Everything in the data should be repeated exactly, save for the images.

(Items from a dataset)
--

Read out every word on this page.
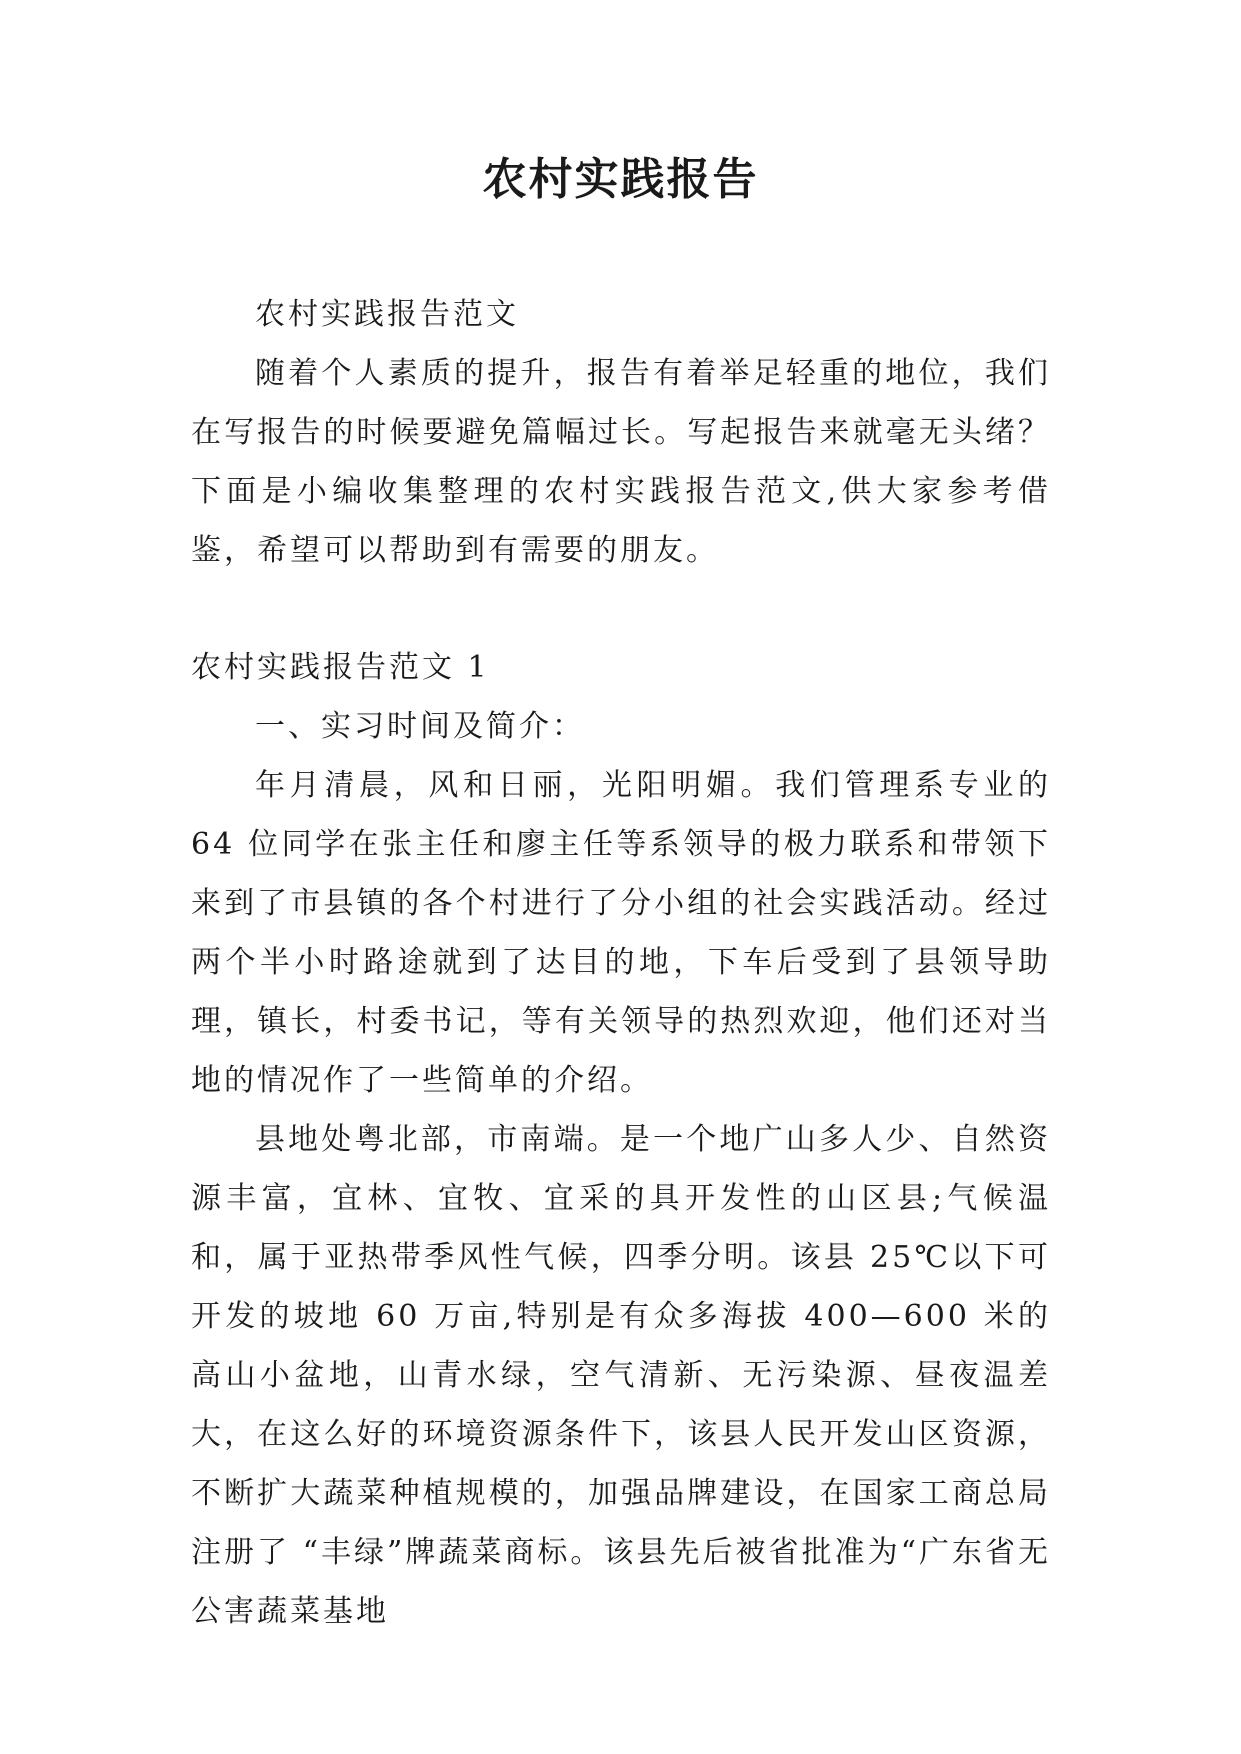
农村实践报告

农村实践报告范文

随着个人素质的提升，报告有着举足轻重的地位，我们在写报告的时候要避免篇幅过长。写起报告来就毫无头绪？下面是小编收集整理的农村实践报告范文,供大家参考借鉴，希望可以帮助到有需要的朋友。

农村实践报告范文 1

一、实习时间及简介：

年月清晨，风和日丽，光阳明媚。我们管理系专业的 64 位同学在张主任和廖主任等系领导的极力联系和带领下来到了市县镇的各个村进行了分小组的社会实践活动。经过两个半小时路途就到了达目的地，下车后受到了县领导助理，镇长，村委书记，等有关领导的热烈欢迎，他们还对当地的情况作了一些简单的介绍。

县地处粤北部，市南端。是一个地广山多人少、自然资源丰富，宜林、宜牧、宜采的具开发性的山区县;气候温和，属于亚热带季风性气候，四季分明。该县 25℃以下可开发的坡地 60 万亩,特别是有众多海拔 400—600 米的高山小盆地，山青水绿，空气清新、无污染源、昼夜温差大，在这么好的环境资源条件下，该县人民开发山区资源，不断扩大蔬菜种植规模的，加强品牌建设，在国家工商总局注册了 “丰绿”牌蔬菜商标。该县先后被省批准为“广东省无公害蔬菜基地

--

Response »
Read out every word on this page.
农村实践报告

农村实践报告范文

随着个人素质的提升，报告有着举足轻重的地位，我们在写报告的时候要避免篇幅过长。写起报告来就毫无头绪？下面是小编收集整理的农村实践报告范文,供大家参考借鉴，希望可以帮助到有需要的朋友。

农村实践报告范文 1

一、实习时间及简介：

年月清晨，风和日丽，光阳明媚。我们管理系专业的 64 位同学在张主任和廖主任等系领导的极力联系和带领下来到了市县镇的各个村进行了分小组的社会实践活动。经过两个半小时路途就到了达目的地，下车后受到了县领导助理，镇长，村委书记，等有关领导的热烈欢迎，他们还对当地的情况作了一些简单的介绍。

县地处粤北部，市南端。是一个地广山多人少、自然资源丰富，宜林、宜牧、宜采的具开发性的山区县;气候温和，属于亚热带季风性气候，四季分明。该县 25℃以下可开发的坡地 60 万亩,特别是有众多海拔 400—600 米的高山小盆地，山青水绿，空气清新、无污染源、昼夜温差大，在这么好的环境资源条件下，该县人民开发山区资源，不断扩大蔬菜种植规模的，加强品牌建设，在国家工商总局注册了 “丰绿”牌蔬菜商标。该县先后被省批准为“广东省无公害蔬菜基地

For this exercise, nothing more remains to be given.